• Task to complete: Quote the data below in full, please, without altering anything.

• Material shown:
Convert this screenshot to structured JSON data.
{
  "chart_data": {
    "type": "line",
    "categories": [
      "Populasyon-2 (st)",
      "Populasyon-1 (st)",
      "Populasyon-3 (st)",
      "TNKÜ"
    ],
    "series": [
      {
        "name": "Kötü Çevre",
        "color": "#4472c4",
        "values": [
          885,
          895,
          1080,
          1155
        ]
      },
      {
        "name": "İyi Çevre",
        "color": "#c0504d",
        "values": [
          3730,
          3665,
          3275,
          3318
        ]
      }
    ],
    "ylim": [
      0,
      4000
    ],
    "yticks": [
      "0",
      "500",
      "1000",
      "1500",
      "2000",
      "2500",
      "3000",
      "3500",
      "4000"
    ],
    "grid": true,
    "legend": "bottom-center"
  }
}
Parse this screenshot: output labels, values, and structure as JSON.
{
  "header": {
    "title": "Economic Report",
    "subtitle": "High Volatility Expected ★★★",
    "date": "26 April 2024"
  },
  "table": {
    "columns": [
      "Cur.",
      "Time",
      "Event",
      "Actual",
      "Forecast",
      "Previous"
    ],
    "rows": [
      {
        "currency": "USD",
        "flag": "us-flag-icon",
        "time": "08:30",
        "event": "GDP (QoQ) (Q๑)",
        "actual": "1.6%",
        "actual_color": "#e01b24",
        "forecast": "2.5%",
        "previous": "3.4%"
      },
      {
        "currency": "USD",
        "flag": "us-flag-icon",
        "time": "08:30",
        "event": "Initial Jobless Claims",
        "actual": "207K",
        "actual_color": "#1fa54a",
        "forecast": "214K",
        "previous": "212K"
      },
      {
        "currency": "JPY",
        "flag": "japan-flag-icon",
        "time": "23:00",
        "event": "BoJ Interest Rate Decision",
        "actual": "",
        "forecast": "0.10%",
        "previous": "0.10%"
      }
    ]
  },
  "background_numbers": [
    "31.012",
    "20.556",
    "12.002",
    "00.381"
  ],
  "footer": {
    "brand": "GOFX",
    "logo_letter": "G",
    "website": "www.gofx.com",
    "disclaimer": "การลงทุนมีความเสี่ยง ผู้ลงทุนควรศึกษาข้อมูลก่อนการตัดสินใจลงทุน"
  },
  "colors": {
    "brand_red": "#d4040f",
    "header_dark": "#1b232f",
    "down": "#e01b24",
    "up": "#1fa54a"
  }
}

• Solution to the problem:
Convert this screenshot to structured JSON data.
{
  "chart_data": {
    "type": "line",
    "categories": [
      "Populasyon-2 (st)",
      "Populasyon-1 (st)",
      "Populasyon-3 (st)",
      "TNKÜ"
    ],
    "series": [
      {
        "name": "Kötü Çevre",
        "color": "#4472c4",
        "values": [
          885,
          895,
          1080,
          1155
        ]
      },
      {
        "name": "İyi Çevre",
        "color": "#c0504d",
        "values": [
          3730,
          3665,
          3275,
          3318
        ]
      }
    ],
    "ylim": [
      0,
      4000
    ],
    "yticks": [
      "0",
      "500",
      "1000",
      "1500",
      "2000",
      "2500",
      "3000",
      "3500",
      "4000"
    ],
    "grid": true,
    "legend": "bottom-center"
  }
}
Parse this screenshot: output labels, values, and structure as JSON.
{
  "header": {
    "title": "Economic Report",
    "subtitle": "High Volatility Expected ★★★",
    "date": "26 April 2024"
  },
  "table": {
    "columns": [
      "Cur.",
      "Time",
      "Event",
      "Actual",
      "Forecast",
      "Previous"
    ],
    "rows": [
      {
        "currency": "USD",
        "flag": "us-flag-icon",
        "time": "08:30",
        "event": "GDP (QoQ) (Q๑)",
        "actual": "1.6%",
        "actual_color": "#e01b24",
        "forecast": "2.5%",
        "previous": "3.4%"
      },
      {
        "currency": "USD",
        "flag": "us-flag-icon",
        "time": "08:30",
        "event": "Initial Jobless Claims",
        "actual": "207K",
        "actual_color": "#1fa54a",
        "forecast": "214K",
        "previous": "212K"
      },
      {
        "currency": "JPY",
        "flag": "japan-flag-icon",
        "time": "23:00",
        "event": "BoJ Interest Rate Decision",
        "actual": "",
        "forecast": "0.10%",
        "previous": "0.10%"
      }
    ]
  },
  "background_numbers": [
    "31.012",
    "20.556",
    "12.002",
    "00.381"
  ],
  "footer": {
    "brand": "GOFX",
    "logo_letter": "G",
    "website": "www.gofx.com",
    "disclaimer": "การลงทุนมีความเสี่ยง ผู้ลงทุนควรศึกษาข้อมูลก่อนการตัดสินใจลงทุน"
  },
  "colors": {
    "brand_red": "#d4040f",
    "header_dark": "#1b232f",
    "down": "#e01b24",
    "up": "#1fa54a"
  }
}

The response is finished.